## Your task
Say how many lines contain the word "ByLayer" and give no other text.
___
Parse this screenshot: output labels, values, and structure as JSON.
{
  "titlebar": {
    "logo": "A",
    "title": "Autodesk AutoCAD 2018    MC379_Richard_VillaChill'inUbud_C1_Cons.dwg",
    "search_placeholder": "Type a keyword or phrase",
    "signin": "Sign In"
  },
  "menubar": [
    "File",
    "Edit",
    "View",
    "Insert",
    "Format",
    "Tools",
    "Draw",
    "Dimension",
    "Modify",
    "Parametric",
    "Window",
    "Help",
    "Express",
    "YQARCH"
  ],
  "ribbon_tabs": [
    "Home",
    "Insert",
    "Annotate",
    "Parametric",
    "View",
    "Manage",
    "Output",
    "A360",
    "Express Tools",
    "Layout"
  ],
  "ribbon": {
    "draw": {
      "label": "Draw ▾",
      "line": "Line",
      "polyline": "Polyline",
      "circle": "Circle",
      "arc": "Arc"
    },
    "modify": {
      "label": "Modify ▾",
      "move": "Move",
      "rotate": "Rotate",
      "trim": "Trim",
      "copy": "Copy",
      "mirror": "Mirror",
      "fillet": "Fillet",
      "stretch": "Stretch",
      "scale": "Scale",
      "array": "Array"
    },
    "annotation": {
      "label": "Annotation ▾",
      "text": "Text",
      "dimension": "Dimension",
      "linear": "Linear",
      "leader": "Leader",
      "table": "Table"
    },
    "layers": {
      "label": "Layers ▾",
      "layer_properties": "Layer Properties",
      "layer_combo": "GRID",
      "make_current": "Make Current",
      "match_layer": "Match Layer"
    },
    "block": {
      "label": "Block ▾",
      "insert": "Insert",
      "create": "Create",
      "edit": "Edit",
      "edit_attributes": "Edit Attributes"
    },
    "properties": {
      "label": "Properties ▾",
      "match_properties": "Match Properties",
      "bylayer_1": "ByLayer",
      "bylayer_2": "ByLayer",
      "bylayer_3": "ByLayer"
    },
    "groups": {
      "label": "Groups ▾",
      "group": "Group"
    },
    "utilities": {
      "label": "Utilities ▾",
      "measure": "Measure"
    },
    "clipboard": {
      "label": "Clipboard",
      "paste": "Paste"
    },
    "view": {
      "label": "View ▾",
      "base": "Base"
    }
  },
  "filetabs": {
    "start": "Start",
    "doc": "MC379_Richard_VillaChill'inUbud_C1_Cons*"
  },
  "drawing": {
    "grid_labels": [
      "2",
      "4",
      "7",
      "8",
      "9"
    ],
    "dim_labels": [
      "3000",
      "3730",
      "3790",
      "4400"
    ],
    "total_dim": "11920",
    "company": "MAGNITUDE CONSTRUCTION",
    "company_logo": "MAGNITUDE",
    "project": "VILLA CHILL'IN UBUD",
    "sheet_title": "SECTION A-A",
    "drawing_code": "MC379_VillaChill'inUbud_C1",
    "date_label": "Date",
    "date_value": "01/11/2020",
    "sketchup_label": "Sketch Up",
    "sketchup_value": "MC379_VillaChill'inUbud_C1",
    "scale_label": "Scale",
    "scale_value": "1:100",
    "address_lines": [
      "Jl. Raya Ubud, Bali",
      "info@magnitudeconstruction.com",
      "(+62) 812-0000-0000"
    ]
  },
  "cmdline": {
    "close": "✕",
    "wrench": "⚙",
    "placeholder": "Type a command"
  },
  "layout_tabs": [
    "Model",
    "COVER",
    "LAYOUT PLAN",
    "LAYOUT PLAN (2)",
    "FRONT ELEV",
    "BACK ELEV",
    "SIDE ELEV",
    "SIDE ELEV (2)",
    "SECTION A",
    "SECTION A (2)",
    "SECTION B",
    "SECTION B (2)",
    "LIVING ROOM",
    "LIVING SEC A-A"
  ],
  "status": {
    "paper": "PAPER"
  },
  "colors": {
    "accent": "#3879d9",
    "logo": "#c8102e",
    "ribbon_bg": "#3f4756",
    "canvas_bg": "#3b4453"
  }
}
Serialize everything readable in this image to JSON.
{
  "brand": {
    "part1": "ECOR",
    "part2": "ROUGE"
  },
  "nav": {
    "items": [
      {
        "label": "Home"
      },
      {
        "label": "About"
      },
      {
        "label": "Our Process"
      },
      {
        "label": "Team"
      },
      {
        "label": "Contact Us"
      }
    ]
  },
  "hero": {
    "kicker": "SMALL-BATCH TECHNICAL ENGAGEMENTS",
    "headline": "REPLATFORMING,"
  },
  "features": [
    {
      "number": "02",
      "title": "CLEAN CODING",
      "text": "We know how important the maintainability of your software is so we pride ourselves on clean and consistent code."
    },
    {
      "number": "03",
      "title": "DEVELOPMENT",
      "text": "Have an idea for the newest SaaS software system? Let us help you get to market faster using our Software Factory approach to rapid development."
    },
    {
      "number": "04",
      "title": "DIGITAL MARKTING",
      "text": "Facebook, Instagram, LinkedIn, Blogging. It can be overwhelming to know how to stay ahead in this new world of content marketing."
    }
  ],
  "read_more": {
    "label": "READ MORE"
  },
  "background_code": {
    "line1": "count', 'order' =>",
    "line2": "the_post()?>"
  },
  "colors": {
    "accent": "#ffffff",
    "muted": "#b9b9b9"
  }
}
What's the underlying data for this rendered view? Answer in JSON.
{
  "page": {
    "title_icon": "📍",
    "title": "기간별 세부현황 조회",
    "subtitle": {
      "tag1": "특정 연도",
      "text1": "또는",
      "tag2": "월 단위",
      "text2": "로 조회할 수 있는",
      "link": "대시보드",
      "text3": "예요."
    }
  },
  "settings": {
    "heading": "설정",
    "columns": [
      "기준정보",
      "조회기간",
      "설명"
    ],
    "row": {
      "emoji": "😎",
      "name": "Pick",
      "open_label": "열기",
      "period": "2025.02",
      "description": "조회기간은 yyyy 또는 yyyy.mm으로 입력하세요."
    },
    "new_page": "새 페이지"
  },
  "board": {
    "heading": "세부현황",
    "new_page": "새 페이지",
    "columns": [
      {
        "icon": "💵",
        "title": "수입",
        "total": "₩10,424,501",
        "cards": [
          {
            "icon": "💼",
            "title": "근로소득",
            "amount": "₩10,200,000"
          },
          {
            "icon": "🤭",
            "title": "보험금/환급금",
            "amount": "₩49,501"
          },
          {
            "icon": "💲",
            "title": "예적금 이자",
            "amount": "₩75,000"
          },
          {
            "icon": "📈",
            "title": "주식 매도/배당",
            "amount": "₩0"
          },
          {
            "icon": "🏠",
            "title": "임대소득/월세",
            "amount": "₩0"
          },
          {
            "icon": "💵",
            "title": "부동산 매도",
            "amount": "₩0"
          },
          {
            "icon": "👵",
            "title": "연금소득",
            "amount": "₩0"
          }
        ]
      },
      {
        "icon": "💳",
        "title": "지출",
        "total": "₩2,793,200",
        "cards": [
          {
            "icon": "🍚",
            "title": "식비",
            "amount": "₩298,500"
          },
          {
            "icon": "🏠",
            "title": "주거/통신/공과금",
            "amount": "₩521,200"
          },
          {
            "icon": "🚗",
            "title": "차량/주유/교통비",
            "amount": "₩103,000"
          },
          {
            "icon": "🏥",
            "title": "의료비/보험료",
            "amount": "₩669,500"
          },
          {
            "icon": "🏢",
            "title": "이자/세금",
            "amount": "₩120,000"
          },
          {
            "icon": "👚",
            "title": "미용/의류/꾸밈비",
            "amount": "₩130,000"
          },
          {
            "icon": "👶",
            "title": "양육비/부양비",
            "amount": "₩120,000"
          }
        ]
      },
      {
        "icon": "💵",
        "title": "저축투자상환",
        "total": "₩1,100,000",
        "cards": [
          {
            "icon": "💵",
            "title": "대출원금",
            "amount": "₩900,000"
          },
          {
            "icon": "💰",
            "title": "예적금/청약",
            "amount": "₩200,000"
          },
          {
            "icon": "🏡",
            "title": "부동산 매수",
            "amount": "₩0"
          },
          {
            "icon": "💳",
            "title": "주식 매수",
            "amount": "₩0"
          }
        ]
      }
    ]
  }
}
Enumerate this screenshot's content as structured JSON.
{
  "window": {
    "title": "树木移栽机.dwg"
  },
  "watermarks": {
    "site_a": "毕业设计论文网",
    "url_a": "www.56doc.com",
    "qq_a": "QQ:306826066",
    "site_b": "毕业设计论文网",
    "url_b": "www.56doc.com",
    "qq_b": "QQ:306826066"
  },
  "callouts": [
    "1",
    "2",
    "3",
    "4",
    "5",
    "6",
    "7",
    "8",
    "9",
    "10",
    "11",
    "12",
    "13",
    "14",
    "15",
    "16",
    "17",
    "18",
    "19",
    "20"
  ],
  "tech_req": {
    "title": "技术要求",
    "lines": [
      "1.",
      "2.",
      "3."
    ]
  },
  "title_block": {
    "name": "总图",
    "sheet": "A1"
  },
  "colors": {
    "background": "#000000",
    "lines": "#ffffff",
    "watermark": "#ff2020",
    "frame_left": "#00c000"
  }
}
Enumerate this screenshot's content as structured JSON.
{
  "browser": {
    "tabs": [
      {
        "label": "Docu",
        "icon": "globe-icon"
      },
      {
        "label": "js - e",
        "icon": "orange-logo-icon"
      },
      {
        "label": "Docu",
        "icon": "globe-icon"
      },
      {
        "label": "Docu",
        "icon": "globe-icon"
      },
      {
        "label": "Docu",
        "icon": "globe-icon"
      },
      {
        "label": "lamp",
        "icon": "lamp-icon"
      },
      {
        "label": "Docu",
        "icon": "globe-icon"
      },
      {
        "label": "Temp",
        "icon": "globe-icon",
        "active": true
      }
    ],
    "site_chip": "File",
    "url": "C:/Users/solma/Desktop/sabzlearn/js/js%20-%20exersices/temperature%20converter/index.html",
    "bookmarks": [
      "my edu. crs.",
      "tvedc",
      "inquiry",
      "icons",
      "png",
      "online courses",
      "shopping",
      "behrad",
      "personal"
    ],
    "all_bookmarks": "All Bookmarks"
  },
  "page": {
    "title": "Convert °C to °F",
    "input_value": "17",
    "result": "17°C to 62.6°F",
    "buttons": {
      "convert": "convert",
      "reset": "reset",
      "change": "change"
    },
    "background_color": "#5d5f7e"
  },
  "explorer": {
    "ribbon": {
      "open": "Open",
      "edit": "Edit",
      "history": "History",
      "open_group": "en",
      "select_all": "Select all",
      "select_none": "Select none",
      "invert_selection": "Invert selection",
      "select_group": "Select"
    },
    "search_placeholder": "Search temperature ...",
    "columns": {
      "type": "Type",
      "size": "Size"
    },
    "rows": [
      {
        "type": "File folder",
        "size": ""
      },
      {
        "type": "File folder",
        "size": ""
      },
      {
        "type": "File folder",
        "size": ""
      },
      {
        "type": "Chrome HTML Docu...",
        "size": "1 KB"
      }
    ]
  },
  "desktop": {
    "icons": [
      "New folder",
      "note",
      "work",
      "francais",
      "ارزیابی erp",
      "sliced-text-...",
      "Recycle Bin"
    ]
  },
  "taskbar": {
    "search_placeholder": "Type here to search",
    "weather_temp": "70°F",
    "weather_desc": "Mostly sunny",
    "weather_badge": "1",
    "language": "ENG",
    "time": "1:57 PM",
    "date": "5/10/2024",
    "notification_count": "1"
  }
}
___
## Output
3